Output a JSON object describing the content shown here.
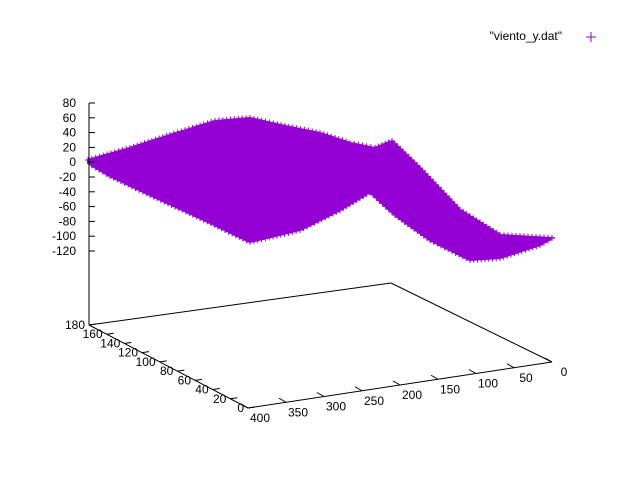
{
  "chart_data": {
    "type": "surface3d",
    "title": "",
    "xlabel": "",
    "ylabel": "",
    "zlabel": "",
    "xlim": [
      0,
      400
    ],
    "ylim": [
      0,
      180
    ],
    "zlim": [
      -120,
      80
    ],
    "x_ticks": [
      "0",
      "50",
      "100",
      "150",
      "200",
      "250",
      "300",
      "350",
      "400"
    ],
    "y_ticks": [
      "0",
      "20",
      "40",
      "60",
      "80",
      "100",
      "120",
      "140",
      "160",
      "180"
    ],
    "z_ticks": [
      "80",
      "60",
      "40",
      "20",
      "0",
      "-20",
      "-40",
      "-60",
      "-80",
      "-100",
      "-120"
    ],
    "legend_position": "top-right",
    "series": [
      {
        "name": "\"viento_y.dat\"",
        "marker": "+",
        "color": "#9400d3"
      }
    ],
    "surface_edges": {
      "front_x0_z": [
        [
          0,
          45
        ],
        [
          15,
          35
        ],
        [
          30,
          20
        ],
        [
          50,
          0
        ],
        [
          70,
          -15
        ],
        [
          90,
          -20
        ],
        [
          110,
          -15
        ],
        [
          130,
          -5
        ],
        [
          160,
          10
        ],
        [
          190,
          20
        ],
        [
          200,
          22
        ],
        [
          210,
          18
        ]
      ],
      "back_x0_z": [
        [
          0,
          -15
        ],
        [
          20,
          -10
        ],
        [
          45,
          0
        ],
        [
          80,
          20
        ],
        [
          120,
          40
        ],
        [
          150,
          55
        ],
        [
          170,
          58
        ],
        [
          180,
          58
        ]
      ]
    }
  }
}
====================
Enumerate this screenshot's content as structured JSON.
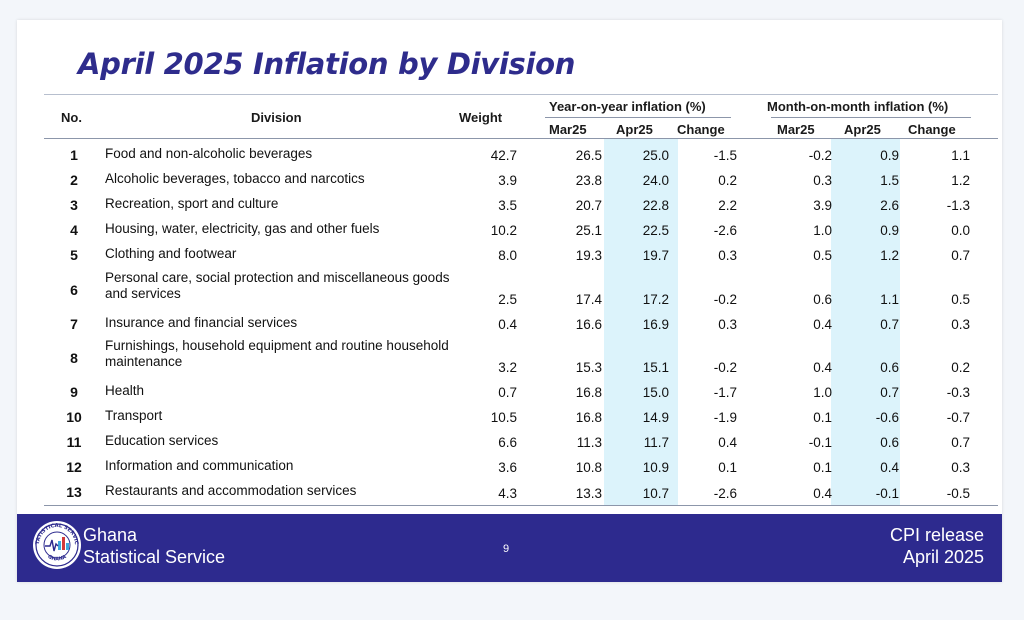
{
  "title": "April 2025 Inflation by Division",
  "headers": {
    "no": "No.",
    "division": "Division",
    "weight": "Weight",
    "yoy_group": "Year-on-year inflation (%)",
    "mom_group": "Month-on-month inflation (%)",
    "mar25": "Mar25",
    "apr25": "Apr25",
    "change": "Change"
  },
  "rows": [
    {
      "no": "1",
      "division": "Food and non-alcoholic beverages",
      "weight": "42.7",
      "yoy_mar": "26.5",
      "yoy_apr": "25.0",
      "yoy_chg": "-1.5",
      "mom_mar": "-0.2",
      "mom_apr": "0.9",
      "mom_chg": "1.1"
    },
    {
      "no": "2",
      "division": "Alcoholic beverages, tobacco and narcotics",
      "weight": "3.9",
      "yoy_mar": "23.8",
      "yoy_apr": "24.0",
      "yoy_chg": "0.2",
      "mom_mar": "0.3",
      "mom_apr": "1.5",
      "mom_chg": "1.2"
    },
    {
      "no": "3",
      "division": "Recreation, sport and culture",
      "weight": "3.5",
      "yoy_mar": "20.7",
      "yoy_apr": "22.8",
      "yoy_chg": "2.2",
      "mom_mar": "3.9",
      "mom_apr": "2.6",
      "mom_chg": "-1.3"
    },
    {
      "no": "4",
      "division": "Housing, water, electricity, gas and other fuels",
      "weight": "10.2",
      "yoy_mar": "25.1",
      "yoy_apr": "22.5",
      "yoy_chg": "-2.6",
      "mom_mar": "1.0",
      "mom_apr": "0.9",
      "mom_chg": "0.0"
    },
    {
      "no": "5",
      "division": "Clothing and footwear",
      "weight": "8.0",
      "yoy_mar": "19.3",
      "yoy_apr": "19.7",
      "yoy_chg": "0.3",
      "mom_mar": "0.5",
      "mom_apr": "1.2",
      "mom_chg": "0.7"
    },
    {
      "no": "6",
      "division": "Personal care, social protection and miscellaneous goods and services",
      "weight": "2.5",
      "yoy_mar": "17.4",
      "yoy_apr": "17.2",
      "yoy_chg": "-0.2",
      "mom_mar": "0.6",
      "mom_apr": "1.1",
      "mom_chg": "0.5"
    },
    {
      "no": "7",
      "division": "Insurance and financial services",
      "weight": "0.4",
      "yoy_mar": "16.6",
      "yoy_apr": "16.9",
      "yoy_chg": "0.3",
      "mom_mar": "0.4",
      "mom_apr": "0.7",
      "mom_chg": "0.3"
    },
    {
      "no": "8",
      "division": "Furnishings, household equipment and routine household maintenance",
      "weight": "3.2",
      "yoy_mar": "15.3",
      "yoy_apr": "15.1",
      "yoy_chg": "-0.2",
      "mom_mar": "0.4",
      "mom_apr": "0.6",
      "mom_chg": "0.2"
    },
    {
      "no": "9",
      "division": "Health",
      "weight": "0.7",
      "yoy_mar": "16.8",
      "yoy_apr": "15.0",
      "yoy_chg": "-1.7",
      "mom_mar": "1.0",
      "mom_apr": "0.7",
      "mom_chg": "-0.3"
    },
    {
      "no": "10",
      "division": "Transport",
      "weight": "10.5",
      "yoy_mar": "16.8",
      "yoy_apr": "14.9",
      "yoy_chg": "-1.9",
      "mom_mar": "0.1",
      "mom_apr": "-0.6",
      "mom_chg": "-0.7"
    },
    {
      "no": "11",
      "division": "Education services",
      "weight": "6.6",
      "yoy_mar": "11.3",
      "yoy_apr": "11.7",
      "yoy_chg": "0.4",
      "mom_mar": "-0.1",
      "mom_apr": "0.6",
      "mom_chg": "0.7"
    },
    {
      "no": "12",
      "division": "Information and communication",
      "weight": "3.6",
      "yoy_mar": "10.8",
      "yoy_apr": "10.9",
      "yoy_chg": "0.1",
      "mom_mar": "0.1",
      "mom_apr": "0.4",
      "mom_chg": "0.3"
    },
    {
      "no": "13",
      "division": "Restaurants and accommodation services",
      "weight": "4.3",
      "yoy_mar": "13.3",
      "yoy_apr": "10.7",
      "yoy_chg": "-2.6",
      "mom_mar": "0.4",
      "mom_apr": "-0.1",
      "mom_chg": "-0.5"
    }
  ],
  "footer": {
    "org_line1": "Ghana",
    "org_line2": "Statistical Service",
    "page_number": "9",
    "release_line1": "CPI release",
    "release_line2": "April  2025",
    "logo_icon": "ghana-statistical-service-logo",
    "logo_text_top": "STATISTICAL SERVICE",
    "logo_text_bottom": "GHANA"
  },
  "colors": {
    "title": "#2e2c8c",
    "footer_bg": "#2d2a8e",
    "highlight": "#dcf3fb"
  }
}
====================
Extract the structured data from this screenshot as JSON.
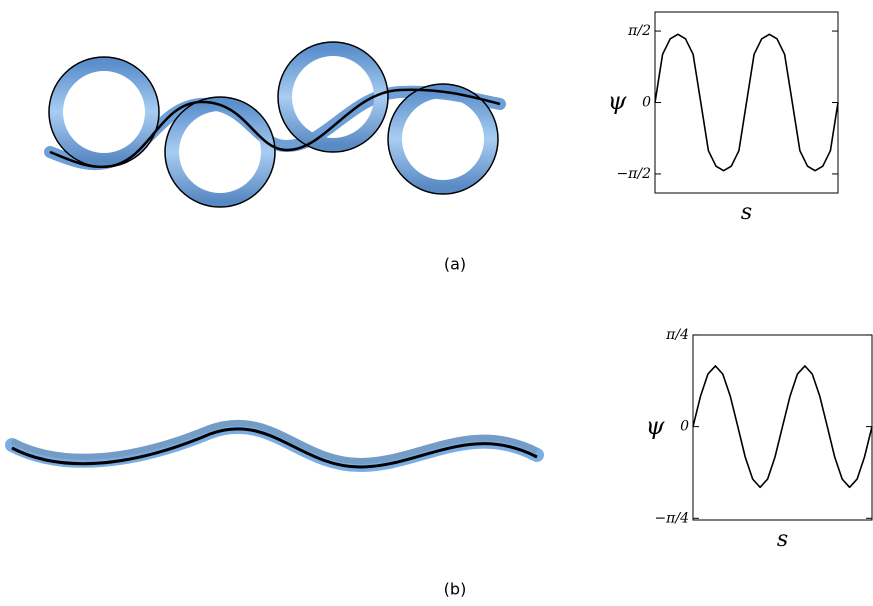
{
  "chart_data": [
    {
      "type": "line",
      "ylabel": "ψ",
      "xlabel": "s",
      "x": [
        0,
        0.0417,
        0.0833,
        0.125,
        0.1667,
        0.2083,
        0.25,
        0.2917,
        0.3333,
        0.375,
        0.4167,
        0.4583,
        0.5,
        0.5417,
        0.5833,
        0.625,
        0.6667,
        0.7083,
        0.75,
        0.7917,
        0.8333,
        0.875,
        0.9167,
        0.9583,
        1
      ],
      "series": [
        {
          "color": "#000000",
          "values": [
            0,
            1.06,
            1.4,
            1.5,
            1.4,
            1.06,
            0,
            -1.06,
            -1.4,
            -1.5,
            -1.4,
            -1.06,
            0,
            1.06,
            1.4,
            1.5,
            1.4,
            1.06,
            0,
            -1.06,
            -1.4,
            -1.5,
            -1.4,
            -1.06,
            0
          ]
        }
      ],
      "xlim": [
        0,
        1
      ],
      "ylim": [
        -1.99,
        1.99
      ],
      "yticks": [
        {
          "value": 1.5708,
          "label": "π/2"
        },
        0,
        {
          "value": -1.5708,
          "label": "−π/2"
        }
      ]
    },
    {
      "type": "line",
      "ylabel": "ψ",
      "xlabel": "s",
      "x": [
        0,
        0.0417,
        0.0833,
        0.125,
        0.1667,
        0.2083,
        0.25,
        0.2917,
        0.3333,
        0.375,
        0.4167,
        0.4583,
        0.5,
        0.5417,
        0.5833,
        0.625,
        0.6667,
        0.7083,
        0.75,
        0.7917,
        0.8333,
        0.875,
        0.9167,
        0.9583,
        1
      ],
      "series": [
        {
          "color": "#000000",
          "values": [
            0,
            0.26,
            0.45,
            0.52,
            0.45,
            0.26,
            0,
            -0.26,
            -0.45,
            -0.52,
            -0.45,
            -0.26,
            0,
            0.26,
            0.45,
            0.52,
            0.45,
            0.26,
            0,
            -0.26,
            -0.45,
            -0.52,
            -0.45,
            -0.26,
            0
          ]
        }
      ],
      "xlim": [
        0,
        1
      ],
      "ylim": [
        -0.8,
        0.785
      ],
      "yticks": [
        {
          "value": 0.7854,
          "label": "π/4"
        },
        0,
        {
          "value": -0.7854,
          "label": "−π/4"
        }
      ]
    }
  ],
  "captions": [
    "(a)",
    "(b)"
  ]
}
====================
Written request: Reproduce every line of the listing above in which the string "beverages" appears.

Written answer:
      "division": "Food and non-alcoholic beverages",
      "division": "Alcoholic beverages, tobacco and narcotics",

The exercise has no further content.